Tally all lines containing the word "Ergebnishaushalts". Give the number alone.

--- start Listed entries ---

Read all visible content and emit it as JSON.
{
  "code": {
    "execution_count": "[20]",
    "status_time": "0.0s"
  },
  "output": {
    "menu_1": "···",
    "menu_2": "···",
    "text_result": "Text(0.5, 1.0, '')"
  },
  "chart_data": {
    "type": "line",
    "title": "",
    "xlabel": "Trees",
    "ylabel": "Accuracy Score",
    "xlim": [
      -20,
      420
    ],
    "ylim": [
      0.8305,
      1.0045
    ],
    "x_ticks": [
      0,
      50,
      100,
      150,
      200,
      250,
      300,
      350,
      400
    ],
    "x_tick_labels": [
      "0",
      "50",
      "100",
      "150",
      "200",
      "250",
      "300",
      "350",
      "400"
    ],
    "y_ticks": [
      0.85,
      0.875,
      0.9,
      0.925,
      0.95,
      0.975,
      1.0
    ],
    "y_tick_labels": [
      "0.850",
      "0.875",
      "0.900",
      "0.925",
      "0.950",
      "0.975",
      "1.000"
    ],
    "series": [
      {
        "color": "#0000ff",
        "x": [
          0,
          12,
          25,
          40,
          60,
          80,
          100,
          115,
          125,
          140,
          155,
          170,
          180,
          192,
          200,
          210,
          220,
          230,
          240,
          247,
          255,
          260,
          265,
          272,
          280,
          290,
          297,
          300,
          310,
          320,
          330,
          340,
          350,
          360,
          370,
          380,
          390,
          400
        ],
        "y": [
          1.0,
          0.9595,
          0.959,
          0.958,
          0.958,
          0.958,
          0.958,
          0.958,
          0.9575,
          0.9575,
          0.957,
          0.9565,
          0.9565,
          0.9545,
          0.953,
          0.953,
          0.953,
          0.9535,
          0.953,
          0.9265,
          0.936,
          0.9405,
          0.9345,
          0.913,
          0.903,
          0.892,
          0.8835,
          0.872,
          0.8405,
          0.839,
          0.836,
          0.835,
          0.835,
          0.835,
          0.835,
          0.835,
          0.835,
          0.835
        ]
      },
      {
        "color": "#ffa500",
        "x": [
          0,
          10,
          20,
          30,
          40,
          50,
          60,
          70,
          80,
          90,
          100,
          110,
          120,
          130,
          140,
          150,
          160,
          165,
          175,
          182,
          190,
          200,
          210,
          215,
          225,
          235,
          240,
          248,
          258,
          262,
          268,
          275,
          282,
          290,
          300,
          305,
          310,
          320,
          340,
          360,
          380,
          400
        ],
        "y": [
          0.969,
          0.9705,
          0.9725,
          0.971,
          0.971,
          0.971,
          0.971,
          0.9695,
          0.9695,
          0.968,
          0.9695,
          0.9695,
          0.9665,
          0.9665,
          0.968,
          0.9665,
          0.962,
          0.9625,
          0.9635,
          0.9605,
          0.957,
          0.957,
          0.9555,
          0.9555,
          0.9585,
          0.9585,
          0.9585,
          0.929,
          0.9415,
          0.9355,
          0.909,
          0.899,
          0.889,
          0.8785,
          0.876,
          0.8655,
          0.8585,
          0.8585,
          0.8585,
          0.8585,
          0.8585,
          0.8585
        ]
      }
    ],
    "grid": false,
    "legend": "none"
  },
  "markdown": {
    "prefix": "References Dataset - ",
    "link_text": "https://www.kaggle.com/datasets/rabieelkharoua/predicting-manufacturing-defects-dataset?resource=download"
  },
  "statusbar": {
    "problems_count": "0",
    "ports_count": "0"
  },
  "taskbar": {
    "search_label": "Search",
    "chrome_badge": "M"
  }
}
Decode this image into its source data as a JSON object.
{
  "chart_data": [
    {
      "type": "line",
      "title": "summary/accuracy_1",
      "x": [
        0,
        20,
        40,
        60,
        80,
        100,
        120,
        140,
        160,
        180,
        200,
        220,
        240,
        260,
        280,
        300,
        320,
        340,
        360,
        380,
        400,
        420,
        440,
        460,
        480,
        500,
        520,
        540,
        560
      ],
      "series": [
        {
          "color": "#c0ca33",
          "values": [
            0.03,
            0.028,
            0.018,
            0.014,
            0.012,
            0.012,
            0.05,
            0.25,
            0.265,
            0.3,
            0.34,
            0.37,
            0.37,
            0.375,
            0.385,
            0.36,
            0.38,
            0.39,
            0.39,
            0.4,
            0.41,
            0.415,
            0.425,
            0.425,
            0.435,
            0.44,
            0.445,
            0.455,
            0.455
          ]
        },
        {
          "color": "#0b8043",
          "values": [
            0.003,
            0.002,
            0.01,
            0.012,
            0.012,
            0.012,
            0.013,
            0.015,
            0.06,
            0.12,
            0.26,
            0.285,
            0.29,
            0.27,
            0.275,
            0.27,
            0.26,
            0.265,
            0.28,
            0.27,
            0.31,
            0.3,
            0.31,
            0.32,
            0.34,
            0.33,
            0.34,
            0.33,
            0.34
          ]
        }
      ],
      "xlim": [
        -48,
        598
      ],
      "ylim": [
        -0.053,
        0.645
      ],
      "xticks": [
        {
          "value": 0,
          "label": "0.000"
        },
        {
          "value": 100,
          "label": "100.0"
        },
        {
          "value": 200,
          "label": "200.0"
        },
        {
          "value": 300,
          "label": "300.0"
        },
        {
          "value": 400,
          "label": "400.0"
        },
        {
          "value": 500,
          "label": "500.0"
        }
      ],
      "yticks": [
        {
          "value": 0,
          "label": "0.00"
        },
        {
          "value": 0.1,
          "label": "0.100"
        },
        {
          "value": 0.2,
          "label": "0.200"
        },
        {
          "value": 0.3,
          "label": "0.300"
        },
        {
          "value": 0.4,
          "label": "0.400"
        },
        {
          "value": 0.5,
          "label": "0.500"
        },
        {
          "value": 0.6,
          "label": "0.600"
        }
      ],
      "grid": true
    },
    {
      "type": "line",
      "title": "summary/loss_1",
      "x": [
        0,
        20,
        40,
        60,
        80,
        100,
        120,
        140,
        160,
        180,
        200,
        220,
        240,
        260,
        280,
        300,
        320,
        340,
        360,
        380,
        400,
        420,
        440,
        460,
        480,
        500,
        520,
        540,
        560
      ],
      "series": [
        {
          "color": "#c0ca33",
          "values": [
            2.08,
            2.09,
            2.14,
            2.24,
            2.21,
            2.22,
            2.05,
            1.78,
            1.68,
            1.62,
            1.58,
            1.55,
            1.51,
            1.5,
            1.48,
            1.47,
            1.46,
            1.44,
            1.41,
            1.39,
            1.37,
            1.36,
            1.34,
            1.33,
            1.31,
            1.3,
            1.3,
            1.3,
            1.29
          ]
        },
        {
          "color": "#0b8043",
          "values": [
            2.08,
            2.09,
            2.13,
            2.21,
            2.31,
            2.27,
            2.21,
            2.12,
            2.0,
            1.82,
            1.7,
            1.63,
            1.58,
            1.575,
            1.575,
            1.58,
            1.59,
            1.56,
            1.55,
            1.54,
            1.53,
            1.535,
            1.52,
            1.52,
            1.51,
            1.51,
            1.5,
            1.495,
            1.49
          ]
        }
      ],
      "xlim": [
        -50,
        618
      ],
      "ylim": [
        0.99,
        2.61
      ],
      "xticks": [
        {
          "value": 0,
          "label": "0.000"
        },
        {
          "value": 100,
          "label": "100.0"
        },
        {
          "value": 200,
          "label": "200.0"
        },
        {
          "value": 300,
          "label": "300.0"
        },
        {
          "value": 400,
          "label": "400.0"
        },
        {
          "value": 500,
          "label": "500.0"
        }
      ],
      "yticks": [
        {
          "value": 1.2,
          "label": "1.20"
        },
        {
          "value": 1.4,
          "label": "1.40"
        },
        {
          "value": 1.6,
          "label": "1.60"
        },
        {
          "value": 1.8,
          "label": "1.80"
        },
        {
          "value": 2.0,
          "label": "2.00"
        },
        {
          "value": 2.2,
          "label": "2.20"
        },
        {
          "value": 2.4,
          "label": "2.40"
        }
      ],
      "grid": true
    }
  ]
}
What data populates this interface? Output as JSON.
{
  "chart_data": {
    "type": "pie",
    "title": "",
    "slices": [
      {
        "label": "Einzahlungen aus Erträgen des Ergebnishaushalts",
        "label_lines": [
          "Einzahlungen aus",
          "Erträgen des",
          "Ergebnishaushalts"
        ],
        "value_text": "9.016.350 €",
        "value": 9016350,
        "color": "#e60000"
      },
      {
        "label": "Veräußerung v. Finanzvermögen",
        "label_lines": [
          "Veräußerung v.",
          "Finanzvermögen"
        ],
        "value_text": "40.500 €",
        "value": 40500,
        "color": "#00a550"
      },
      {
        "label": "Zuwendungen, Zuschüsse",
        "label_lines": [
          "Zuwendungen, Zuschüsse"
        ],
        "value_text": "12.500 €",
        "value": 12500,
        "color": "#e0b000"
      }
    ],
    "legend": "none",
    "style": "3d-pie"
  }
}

--- end Listed entries ---

Answer to the exercise:
2